--- Provided data ---
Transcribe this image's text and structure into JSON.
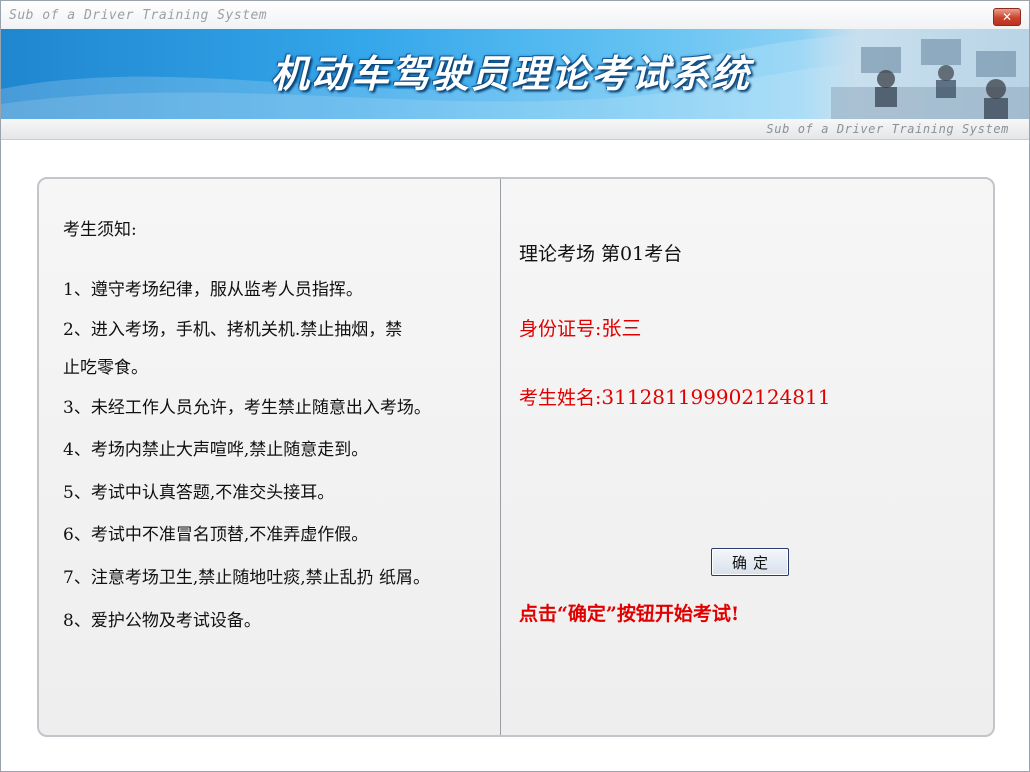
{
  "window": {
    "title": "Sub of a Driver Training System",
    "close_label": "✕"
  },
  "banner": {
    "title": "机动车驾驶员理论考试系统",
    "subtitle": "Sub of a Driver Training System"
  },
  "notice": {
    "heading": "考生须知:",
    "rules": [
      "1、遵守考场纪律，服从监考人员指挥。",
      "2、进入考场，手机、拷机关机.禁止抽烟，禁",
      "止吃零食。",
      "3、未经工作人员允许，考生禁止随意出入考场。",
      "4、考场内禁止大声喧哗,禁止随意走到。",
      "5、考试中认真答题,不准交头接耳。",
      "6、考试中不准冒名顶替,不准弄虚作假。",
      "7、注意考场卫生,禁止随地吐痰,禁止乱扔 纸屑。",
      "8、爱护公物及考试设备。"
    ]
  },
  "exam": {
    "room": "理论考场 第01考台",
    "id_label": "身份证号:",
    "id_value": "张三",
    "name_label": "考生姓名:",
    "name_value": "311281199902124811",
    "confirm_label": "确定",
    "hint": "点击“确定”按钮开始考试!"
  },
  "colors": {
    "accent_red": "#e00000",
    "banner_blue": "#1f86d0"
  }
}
---
--- Provided data ---
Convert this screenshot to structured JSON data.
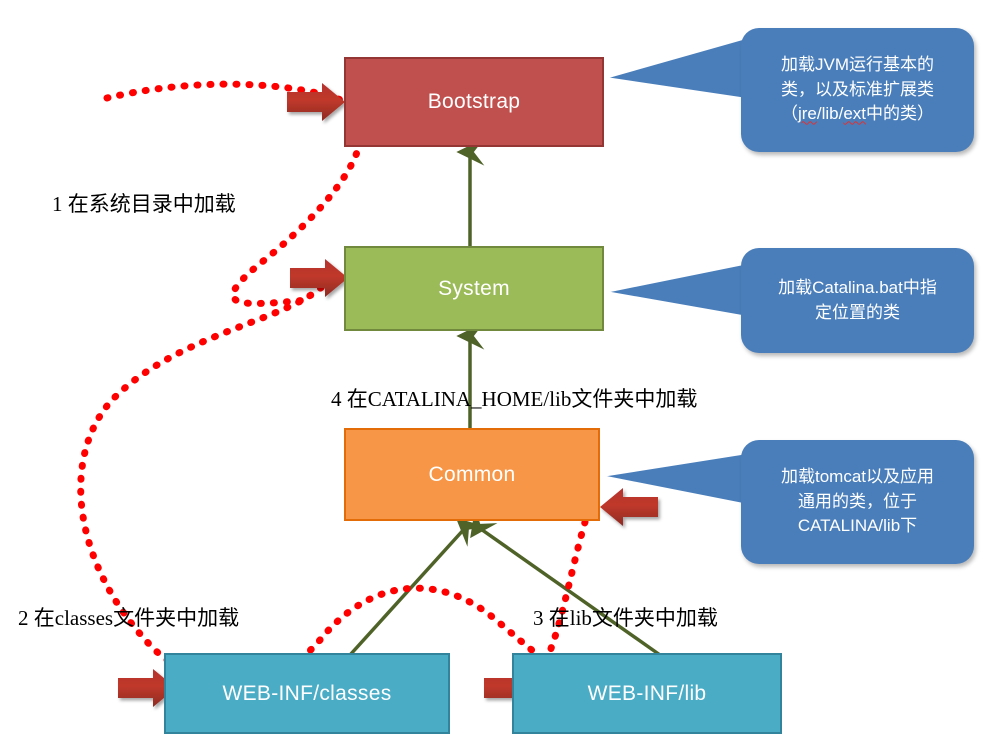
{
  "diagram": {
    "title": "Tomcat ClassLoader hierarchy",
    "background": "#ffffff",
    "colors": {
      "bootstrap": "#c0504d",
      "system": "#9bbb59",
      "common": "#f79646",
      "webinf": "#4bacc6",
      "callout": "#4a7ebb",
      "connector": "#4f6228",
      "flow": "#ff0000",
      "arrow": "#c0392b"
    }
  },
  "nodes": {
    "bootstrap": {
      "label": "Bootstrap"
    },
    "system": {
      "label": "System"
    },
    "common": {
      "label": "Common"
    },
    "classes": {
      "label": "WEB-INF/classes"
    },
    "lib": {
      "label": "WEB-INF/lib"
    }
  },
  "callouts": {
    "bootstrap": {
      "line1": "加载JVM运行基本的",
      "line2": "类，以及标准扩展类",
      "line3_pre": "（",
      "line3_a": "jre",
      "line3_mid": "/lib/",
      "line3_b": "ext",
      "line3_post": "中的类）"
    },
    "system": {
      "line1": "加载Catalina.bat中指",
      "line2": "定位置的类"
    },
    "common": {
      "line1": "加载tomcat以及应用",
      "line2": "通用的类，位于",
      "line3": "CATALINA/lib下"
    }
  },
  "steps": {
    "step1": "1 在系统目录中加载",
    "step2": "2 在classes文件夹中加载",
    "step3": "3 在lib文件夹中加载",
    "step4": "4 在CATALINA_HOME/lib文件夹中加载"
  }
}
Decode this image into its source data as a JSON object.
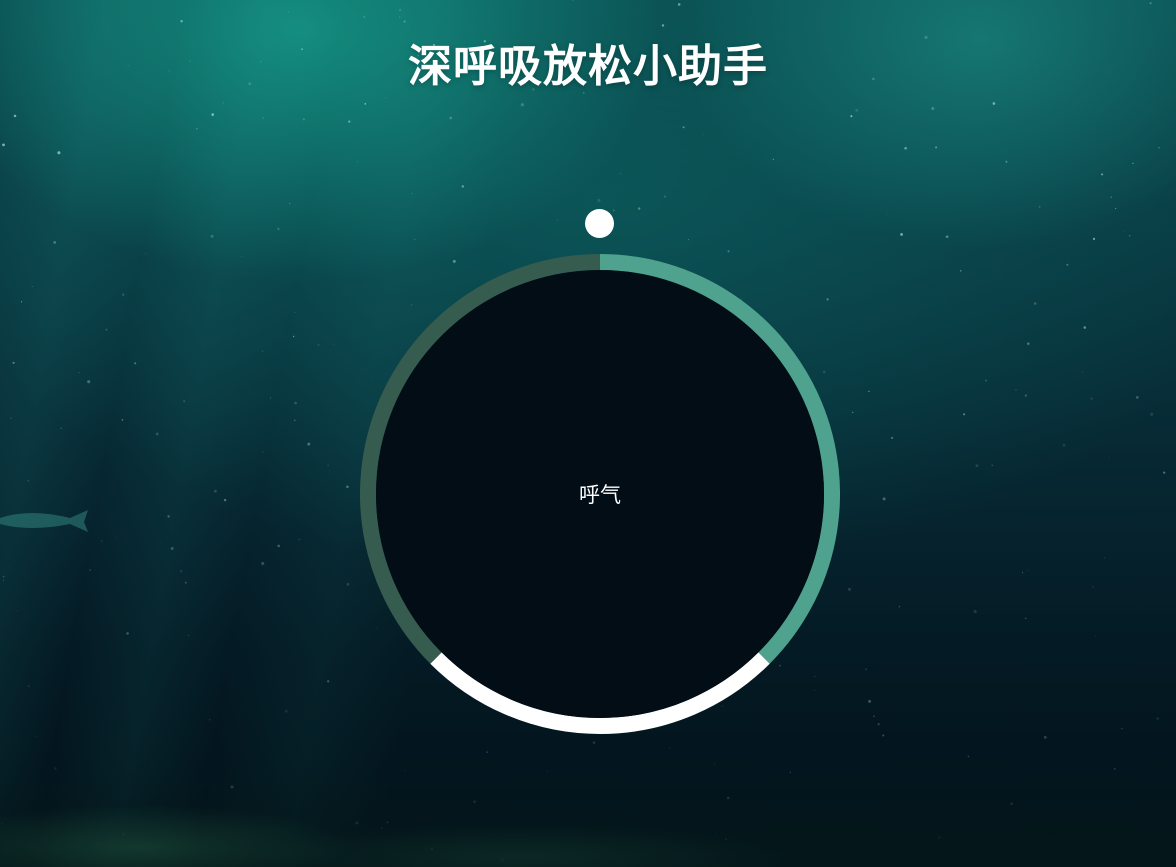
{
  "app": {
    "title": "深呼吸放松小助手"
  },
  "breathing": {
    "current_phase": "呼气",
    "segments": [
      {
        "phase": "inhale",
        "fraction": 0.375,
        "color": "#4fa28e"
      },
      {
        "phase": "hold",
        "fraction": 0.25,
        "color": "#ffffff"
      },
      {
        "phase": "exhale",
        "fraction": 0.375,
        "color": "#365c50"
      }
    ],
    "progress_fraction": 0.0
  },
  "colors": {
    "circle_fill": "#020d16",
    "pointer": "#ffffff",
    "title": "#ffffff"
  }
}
---
--- Provided data ---
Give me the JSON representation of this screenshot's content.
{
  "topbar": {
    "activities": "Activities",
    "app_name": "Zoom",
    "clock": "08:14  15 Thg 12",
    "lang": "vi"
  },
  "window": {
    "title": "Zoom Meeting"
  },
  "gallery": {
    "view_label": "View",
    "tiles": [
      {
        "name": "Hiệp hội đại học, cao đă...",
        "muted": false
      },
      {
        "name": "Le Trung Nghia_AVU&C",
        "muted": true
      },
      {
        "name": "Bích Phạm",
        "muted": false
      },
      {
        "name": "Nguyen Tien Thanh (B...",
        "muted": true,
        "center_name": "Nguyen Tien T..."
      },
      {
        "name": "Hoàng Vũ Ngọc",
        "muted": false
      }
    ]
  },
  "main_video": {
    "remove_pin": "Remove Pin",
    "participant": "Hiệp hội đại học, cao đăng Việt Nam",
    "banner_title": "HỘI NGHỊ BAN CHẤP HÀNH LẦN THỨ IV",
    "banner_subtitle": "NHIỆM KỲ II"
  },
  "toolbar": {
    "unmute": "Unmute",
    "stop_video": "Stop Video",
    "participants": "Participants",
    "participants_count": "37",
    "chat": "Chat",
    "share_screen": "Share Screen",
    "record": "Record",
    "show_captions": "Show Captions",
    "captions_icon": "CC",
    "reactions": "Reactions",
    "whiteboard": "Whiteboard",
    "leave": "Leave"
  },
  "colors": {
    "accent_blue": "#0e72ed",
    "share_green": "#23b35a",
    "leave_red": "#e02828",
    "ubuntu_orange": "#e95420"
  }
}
---
■ **Instructions for the task**: Count each line of the entries that holds the word "Training", then state the total and nothing more.

■ **Task answer**: 2